[Extracted records]
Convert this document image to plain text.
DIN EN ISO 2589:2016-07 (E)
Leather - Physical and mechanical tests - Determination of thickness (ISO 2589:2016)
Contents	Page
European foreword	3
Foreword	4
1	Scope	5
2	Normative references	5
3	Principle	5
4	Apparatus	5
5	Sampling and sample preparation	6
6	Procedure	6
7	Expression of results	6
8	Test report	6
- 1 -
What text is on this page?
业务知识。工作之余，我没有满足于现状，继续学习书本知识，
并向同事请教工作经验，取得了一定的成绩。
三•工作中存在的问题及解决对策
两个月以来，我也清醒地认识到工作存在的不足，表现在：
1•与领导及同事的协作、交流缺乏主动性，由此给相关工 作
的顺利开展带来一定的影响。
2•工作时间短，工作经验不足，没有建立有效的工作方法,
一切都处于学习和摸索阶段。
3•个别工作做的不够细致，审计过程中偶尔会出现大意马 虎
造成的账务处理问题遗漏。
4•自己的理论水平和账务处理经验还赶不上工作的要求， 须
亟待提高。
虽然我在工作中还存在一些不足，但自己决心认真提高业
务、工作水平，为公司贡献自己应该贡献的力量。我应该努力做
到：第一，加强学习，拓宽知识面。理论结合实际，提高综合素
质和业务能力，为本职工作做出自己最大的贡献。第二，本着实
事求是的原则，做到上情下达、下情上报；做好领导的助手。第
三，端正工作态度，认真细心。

---

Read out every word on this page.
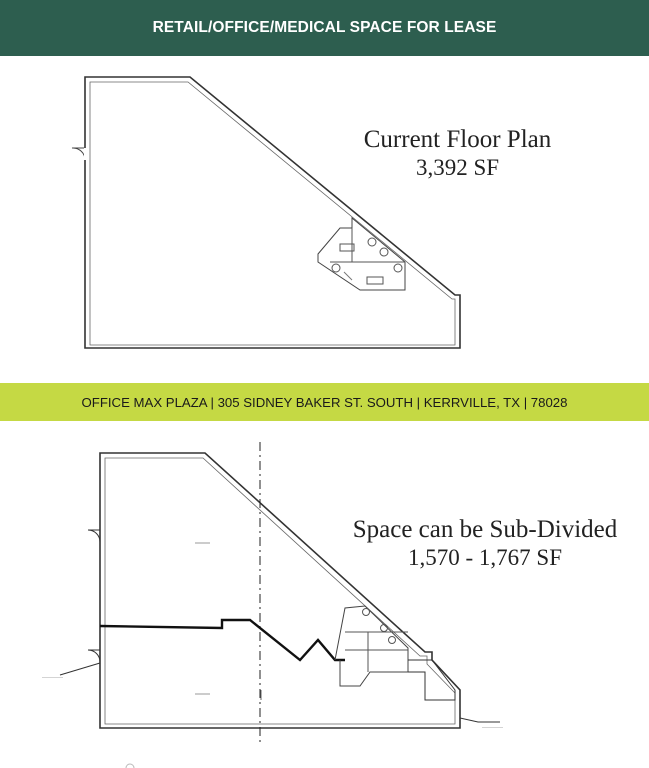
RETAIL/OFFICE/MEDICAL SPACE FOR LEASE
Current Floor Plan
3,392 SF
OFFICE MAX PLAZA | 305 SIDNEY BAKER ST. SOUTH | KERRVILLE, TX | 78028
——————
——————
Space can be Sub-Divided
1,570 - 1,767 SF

What you need to do —
List every line above that contains the word "text".

Output —
Convert this document image to plain text.
What text is on this page?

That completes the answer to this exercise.